Data excerpts

◇ ◇ ◇ ◇

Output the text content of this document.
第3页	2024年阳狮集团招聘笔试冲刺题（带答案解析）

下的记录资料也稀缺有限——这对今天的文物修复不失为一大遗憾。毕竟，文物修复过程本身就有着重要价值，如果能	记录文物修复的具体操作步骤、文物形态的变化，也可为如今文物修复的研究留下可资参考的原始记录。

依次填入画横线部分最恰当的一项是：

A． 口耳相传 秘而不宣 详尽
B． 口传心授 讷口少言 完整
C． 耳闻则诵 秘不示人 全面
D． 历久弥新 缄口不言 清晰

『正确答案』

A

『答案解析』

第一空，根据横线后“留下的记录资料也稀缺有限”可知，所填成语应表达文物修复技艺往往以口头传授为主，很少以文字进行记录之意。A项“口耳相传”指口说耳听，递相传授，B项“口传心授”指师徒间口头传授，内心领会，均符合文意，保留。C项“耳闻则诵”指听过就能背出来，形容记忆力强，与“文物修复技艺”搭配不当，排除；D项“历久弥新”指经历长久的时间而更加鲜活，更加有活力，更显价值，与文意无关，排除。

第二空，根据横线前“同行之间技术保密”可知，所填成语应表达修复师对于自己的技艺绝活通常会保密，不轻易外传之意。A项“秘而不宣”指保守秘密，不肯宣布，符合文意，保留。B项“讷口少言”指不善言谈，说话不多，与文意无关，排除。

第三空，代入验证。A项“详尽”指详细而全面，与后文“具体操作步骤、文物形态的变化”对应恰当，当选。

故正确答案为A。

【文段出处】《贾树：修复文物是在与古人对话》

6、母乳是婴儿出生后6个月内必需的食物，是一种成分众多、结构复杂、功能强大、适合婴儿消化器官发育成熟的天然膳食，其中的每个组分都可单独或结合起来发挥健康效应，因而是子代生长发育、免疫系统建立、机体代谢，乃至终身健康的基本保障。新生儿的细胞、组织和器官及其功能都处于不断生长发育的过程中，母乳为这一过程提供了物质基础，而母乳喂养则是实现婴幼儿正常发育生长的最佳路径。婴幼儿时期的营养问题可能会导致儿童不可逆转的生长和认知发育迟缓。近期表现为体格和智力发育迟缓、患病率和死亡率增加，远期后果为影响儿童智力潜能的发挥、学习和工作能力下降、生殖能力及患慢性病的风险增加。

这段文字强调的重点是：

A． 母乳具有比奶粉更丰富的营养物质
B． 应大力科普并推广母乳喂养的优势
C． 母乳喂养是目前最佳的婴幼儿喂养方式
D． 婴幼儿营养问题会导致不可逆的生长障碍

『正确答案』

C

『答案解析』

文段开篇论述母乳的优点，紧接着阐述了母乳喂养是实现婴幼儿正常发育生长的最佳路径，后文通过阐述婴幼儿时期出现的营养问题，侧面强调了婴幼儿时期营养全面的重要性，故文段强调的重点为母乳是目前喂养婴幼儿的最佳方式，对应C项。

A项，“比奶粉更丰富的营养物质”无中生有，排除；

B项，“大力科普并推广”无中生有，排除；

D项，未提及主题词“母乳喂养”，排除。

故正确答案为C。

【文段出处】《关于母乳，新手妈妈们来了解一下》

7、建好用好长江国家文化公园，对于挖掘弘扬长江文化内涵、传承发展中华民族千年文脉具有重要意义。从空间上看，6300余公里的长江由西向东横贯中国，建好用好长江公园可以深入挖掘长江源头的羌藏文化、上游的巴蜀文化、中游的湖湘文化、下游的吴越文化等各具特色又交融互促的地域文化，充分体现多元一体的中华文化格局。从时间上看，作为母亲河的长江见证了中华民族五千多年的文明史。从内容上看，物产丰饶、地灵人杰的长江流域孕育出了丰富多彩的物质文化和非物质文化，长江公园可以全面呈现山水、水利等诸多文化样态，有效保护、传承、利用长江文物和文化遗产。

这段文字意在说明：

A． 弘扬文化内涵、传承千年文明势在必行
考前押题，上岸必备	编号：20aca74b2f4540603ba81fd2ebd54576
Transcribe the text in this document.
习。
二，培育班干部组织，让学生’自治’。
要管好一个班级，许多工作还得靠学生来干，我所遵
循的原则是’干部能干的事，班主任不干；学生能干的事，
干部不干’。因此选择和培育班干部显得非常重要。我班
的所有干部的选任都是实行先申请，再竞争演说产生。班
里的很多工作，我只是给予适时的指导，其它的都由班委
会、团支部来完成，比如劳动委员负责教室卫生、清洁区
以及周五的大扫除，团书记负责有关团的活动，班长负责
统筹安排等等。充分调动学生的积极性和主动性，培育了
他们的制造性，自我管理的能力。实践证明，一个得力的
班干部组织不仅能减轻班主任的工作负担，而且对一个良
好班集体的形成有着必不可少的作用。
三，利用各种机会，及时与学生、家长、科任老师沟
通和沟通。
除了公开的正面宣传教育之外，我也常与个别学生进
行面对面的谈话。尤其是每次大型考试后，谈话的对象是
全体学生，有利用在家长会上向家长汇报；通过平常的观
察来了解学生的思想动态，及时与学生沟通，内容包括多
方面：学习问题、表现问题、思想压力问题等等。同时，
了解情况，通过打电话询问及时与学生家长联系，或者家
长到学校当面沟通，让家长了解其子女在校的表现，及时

◇ ◇ ◇ ◇

• EXERCISE GOAL:
Begin with the line that contains "Transcribe the text in this document." and set down each line exactly until the records above end, including the final line.

• THE RESPONSE:
Transcribe the text in this document.
习。
二，培育班干部组织，让学生’自治’。
要管好一个班级，许多工作还得靠学生来干，我所遵
循的原则是’干部能干的事，班主任不干；学生能干的事，
干部不干’。因此选择和培育班干部显得非常重要。我班
的所有干部的选任都是实行先申请，再竞争演说产生。班
里的很多工作，我只是给予适时的指导，其它的都由班委
会、团支部来完成，比如劳动委员负责教室卫生、清洁区
以及周五的大扫除，团书记负责有关团的活动，班长负责
统筹安排等等。充分调动学生的积极性和主动性，培育了
他们的制造性，自我管理的能力。实践证明，一个得力的
班干部组织不仅能减轻班主任的工作负担，而且对一个良
好班集体的形成有着必不可少的作用。
三，利用各种机会，及时与学生、家长、科任老师沟
通和沟通。
除了公开的正面宣传教育之外，我也常与个别学生进
行面对面的谈话。尤其是每次大型考试后，谈话的对象是
全体学生，有利用在家长会上向家长汇报；通过平常的观
察来了解学生的思想动态，及时与学生沟通，内容包括多
方面：学习问题、表现问题、思想压力问题等等。同时，
了解情况，通过打电话询问及时与学生家长联系，或者家
长到学校当面沟通，让家长了解其子女在校的表现，及时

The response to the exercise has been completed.